- **TASK DIRECTIONS**
Write the records out again, keeping each line exactly as it is.
***** MATERIALS PROVIDED *****
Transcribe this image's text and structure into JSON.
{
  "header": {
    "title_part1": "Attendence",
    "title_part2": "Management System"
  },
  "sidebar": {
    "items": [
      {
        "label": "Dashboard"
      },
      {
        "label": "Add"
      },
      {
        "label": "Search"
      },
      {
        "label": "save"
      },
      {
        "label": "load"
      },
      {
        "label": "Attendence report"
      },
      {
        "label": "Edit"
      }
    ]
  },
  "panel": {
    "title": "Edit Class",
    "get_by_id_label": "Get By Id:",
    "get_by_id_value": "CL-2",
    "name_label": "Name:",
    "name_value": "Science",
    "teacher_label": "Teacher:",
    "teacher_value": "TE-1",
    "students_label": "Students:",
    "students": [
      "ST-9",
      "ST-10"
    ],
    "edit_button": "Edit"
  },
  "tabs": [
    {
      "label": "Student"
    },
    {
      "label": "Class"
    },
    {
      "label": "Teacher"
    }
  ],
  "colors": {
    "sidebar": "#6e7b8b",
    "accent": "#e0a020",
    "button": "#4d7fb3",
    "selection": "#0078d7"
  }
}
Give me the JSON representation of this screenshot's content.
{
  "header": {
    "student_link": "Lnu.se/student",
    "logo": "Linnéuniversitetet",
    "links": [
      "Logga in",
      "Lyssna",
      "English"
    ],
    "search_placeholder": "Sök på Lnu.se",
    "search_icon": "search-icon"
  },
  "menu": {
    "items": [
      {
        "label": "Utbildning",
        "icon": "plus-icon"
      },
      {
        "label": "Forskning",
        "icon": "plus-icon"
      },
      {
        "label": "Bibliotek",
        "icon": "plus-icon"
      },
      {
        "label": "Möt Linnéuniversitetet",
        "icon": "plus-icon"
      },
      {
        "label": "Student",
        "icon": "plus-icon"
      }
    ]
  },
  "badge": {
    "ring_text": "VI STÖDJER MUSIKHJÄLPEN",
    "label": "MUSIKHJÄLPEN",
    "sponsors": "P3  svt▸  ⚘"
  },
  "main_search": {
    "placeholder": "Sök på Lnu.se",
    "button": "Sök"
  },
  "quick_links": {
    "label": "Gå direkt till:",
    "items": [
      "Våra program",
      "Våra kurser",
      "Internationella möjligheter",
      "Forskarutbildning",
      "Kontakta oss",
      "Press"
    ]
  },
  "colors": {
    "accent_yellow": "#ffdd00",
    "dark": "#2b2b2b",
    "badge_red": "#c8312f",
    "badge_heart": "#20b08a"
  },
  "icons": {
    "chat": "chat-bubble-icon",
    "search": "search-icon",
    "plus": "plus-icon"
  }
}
*****
- **WRITTEN SOLUTION**
Transcribe this image's text and structure into JSON.
{
  "header": {
    "title_part1": "Attendence",
    "title_part2": "Management System"
  },
  "sidebar": {
    "items": [
      {
        "label": "Dashboard"
      },
      {
        "label": "Add"
      },
      {
        "label": "Search"
      },
      {
        "label": "save"
      },
      {
        "label": "load"
      },
      {
        "label": "Attendence report"
      },
      {
        "label": "Edit"
      }
    ]
  },
  "panel": {
    "title": "Edit Class",
    "get_by_id_label": "Get By Id:",
    "get_by_id_value": "CL-2",
    "name_label": "Name:",
    "name_value": "Science",
    "teacher_label": "Teacher:",
    "teacher_value": "TE-1",
    "students_label": "Students:",
    "students": [
      "ST-9",
      "ST-10"
    ],
    "edit_button": "Edit"
  },
  "tabs": [
    {
      "label": "Student"
    },
    {
      "label": "Class"
    },
    {
      "label": "Teacher"
    }
  ],
  "colors": {
    "sidebar": "#6e7b8b",
    "accent": "#e0a020",
    "button": "#4d7fb3",
    "selection": "#0078d7"
  }
}
Give me the JSON representation of this screenshot's content.
{
  "header": {
    "student_link": "Lnu.se/student",
    "logo": "Linnéuniversitetet",
    "links": [
      "Logga in",
      "Lyssna",
      "English"
    ],
    "search_placeholder": "Sök på Lnu.se",
    "search_icon": "search-icon"
  },
  "menu": {
    "items": [
      {
        "label": "Utbildning",
        "icon": "plus-icon"
      },
      {
        "label": "Forskning",
        "icon": "plus-icon"
      },
      {
        "label": "Bibliotek",
        "icon": "plus-icon"
      },
      {
        "label": "Möt Linnéuniversitetet",
        "icon": "plus-icon"
      },
      {
        "label": "Student",
        "icon": "plus-icon"
      }
    ]
  },
  "badge": {
    "ring_text": "VI STÖDJER MUSIKHJÄLPEN",
    "label": "MUSIKHJÄLPEN",
    "sponsors": "P3  svt▸  ⚘"
  },
  "main_search": {
    "placeholder": "Sök på Lnu.se",
    "button": "Sök"
  },
  "quick_links": {
    "label": "Gå direkt till:",
    "items": [
      "Våra program",
      "Våra kurser",
      "Internationella möjligheter",
      "Forskarutbildning",
      "Kontakta oss",
      "Press"
    ]
  },
  "colors": {
    "accent_yellow": "#ffdd00",
    "dark": "#2b2b2b",
    "badge_red": "#c8312f",
    "badge_heart": "#20b08a"
  },
  "icons": {
    "chat": "chat-bubble-icon",
    "search": "search-icon",
    "plus": "plus-icon"
  }
}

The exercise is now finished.